↓↓↓

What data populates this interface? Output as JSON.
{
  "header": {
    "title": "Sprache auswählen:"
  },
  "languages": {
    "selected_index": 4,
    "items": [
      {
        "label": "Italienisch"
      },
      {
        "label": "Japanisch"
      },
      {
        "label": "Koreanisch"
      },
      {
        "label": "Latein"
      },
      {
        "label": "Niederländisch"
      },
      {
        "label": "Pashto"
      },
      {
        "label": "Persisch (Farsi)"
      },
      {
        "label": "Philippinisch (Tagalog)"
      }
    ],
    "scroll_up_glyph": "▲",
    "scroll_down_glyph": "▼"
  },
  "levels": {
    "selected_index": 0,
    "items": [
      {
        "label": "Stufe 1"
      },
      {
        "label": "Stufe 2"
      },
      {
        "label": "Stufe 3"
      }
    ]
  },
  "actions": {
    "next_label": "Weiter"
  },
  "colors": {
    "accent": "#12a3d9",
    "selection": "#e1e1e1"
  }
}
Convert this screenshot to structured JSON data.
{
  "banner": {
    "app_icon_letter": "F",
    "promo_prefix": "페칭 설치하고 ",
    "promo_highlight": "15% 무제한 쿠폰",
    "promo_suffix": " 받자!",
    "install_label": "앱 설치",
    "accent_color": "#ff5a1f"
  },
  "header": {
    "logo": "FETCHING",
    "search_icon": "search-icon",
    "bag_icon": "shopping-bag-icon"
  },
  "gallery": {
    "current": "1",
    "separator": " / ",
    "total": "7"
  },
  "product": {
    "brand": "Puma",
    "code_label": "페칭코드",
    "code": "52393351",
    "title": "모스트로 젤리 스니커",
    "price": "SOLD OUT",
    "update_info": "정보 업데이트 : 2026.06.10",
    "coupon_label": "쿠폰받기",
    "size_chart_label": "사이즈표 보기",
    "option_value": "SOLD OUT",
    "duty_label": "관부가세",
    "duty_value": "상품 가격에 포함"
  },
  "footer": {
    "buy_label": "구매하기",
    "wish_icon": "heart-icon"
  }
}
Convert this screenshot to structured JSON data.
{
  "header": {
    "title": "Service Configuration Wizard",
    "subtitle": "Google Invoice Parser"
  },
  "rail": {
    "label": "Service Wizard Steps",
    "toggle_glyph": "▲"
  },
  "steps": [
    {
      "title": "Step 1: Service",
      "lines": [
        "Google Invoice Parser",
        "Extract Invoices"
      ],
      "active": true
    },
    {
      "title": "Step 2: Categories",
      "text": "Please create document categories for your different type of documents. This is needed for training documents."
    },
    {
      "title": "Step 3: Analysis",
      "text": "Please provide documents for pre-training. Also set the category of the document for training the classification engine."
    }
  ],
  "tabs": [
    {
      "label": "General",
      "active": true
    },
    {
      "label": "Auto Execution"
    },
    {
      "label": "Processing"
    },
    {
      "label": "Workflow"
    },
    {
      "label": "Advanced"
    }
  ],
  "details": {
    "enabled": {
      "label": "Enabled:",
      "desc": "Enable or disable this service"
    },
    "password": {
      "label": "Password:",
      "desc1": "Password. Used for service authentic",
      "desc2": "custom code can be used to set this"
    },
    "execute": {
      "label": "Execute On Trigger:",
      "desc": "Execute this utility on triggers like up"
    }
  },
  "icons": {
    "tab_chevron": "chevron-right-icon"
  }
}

↑↑↑

Your task is to retype all the records above with nothing left out.

THE RESPONSE —
What data populates this interface? Output as JSON.
{
  "header": {
    "title": "Sprache auswählen:"
  },
  "languages": {
    "selected_index": 4,
    "items": [
      {
        "label": "Italienisch"
      },
      {
        "label": "Japanisch"
      },
      {
        "label": "Koreanisch"
      },
      {
        "label": "Latein"
      },
      {
        "label": "Niederländisch"
      },
      {
        "label": "Pashto"
      },
      {
        "label": "Persisch (Farsi)"
      },
      {
        "label": "Philippinisch (Tagalog)"
      }
    ],
    "scroll_up_glyph": "▲",
    "scroll_down_glyph": "▼"
  },
  "levels": {
    "selected_index": 0,
    "items": [
      {
        "label": "Stufe 1"
      },
      {
        "label": "Stufe 2"
      },
      {
        "label": "Stufe 3"
      }
    ]
  },
  "actions": {
    "next_label": "Weiter"
  },
  "colors": {
    "accent": "#12a3d9",
    "selection": "#e1e1e1"
  }
}
Convert this screenshot to structured JSON data.
{
  "banner": {
    "app_icon_letter": "F",
    "promo_prefix": "페칭 설치하고 ",
    "promo_highlight": "15% 무제한 쿠폰",
    "promo_suffix": " 받자!",
    "install_label": "앱 설치",
    "accent_color": "#ff5a1f"
  },
  "header": {
    "logo": "FETCHING",
    "search_icon": "search-icon",
    "bag_icon": "shopping-bag-icon"
  },
  "gallery": {
    "current": "1",
    "separator": " / ",
    "total": "7"
  },
  "product": {
    "brand": "Puma",
    "code_label": "페칭코드",
    "code": "52393351",
    "title": "모스트로 젤리 스니커",
    "price": "SOLD OUT",
    "update_info": "정보 업데이트 : 2026.06.10",
    "coupon_label": "쿠폰받기",
    "size_chart_label": "사이즈표 보기",
    "option_value": "SOLD OUT",
    "duty_label": "관부가세",
    "duty_value": "상품 가격에 포함"
  },
  "footer": {
    "buy_label": "구매하기",
    "wish_icon": "heart-icon"
  }
}
Convert this screenshot to structured JSON data.
{
  "header": {
    "title": "Service Configuration Wizard",
    "subtitle": "Google Invoice Parser"
  },
  "rail": {
    "label": "Service Wizard Steps",
    "toggle_glyph": "▲"
  },
  "steps": [
    {
      "title": "Step 1: Service",
      "lines": [
        "Google Invoice Parser",
        "Extract Invoices"
      ],
      "active": true
    },
    {
      "title": "Step 2: Categories",
      "text": "Please create document categories for your different type of documents. This is needed for training documents."
    },
    {
      "title": "Step 3: Analysis",
      "text": "Please provide documents for pre-training. Also set the category of the document for training the classification engine."
    }
  ],
  "tabs": [
    {
      "label": "General",
      "active": true
    },
    {
      "label": "Auto Execution"
    },
    {
      "label": "Processing"
    },
    {
      "label": "Workflow"
    },
    {
      "label": "Advanced"
    }
  ],
  "details": {
    "enabled": {
      "label": "Enabled:",
      "desc": "Enable or disable this service"
    },
    "password": {
      "label": "Password:",
      "desc1": "Password. Used for service authentic",
      "desc2": "custom code can be used to set this"
    },
    "execute": {
      "label": "Execute On Trigger:",
      "desc": "Execute this utility on triggers like up"
    }
  },
  "icons": {
    "tab_chevron": "chevron-right-icon"
  }
}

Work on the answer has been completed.